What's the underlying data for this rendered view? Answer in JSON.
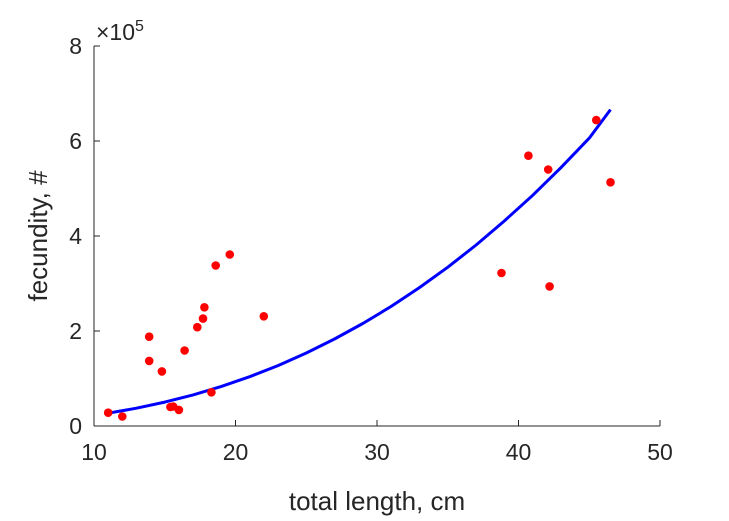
{
  "chart_data": {
    "type": "scatter",
    "xlabel": "total length, cm",
    "ylabel": "fecundity, #",
    "xlim": [
      10,
      50
    ],
    "ylim": [
      0,
      800000
    ],
    "x_ticks": [
      "10",
      "20",
      "30",
      "40",
      "50"
    ],
    "y_ticks": [
      "0",
      "2",
      "4",
      "6",
      "8"
    ],
    "y_multiplier": {
      "base": "×10",
      "exponent": "5"
    },
    "grid": false,
    "series": [
      {
        "kind": "scatter",
        "color": "#ff0000",
        "points": [
          {
            "x": 11.0,
            "y": 28000
          },
          {
            "x": 12.0,
            "y": 20000
          },
          {
            "x": 13.9,
            "y": 188000
          },
          {
            "x": 13.9,
            "y": 137000
          },
          {
            "x": 14.8,
            "y": 115000
          },
          {
            "x": 15.4,
            "y": 40000
          },
          {
            "x": 15.6,
            "y": 41000
          },
          {
            "x": 16.0,
            "y": 34000
          },
          {
            "x": 16.4,
            "y": 159000
          },
          {
            "x": 17.3,
            "y": 208000
          },
          {
            "x": 17.7,
            "y": 226000
          },
          {
            "x": 17.8,
            "y": 250000
          },
          {
            "x": 18.3,
            "y": 71000
          },
          {
            "x": 18.6,
            "y": 338000
          },
          {
            "x": 19.6,
            "y": 361000
          },
          {
            "x": 22.0,
            "y": 231000
          },
          {
            "x": 38.8,
            "y": 322000
          },
          {
            "x": 40.7,
            "y": 569000
          },
          {
            "x": 42.1,
            "y": 540000
          },
          {
            "x": 42.2,
            "y": 294000
          },
          {
            "x": 45.5,
            "y": 644000
          },
          {
            "x": 46.5,
            "y": 513000
          }
        ]
      },
      {
        "kind": "line",
        "color": "#0000ff",
        "x": [
          11,
          13,
          15,
          17,
          19,
          21,
          23,
          25,
          27,
          29,
          31,
          33,
          35,
          37,
          39,
          41,
          43,
          45,
          46.5
        ],
        "values": [
          27000,
          37500,
          50300,
          65500,
          83300,
          103800,
          127200,
          153600,
          183100,
          215800,
          251800,
          291300,
          334300,
          381000,
          431500,
          485700,
          543900,
          606100,
          666000
        ]
      }
    ]
  }
}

» **Exercise description**:
Your task is to repeat the material above exactly, without its pictures.

» **Answer for the task**:
What's the underlying data for this rendered view? Answer in JSON.
{
  "chart_data": {
    "type": "scatter",
    "xlabel": "total length, cm",
    "ylabel": "fecundity, #",
    "xlim": [
      10,
      50
    ],
    "ylim": [
      0,
      800000
    ],
    "x_ticks": [
      "10",
      "20",
      "30",
      "40",
      "50"
    ],
    "y_ticks": [
      "0",
      "2",
      "4",
      "6",
      "8"
    ],
    "y_multiplier": {
      "base": "×10",
      "exponent": "5"
    },
    "grid": false,
    "series": [
      {
        "kind": "scatter",
        "color": "#ff0000",
        "points": [
          {
            "x": 11.0,
            "y": 28000
          },
          {
            "x": 12.0,
            "y": 20000
          },
          {
            "x": 13.9,
            "y": 188000
          },
          {
            "x": 13.9,
            "y": 137000
          },
          {
            "x": 14.8,
            "y": 115000
          },
          {
            "x": 15.4,
            "y": 40000
          },
          {
            "x": 15.6,
            "y": 41000
          },
          {
            "x": 16.0,
            "y": 34000
          },
          {
            "x": 16.4,
            "y": 159000
          },
          {
            "x": 17.3,
            "y": 208000
          },
          {
            "x": 17.7,
            "y": 226000
          },
          {
            "x": 17.8,
            "y": 250000
          },
          {
            "x": 18.3,
            "y": 71000
          },
          {
            "x": 18.6,
            "y": 338000
          },
          {
            "x": 19.6,
            "y": 361000
          },
          {
            "x": 22.0,
            "y": 231000
          },
          {
            "x": 38.8,
            "y": 322000
          },
          {
            "x": 40.7,
            "y": 569000
          },
          {
            "x": 42.1,
            "y": 540000
          },
          {
            "x": 42.2,
            "y": 294000
          },
          {
            "x": 45.5,
            "y": 644000
          },
          {
            "x": 46.5,
            "y": 513000
          }
        ]
      },
      {
        "kind": "line",
        "color": "#0000ff",
        "x": [
          11,
          13,
          15,
          17,
          19,
          21,
          23,
          25,
          27,
          29,
          31,
          33,
          35,
          37,
          39,
          41,
          43,
          45,
          46.5
        ],
        "values": [
          27000,
          37500,
          50300,
          65500,
          83300,
          103800,
          127200,
          153600,
          183100,
          215800,
          251800,
          291300,
          334300,
          381000,
          431500,
          485700,
          543900,
          606100,
          666000
        ]
      }
    ]
  }
}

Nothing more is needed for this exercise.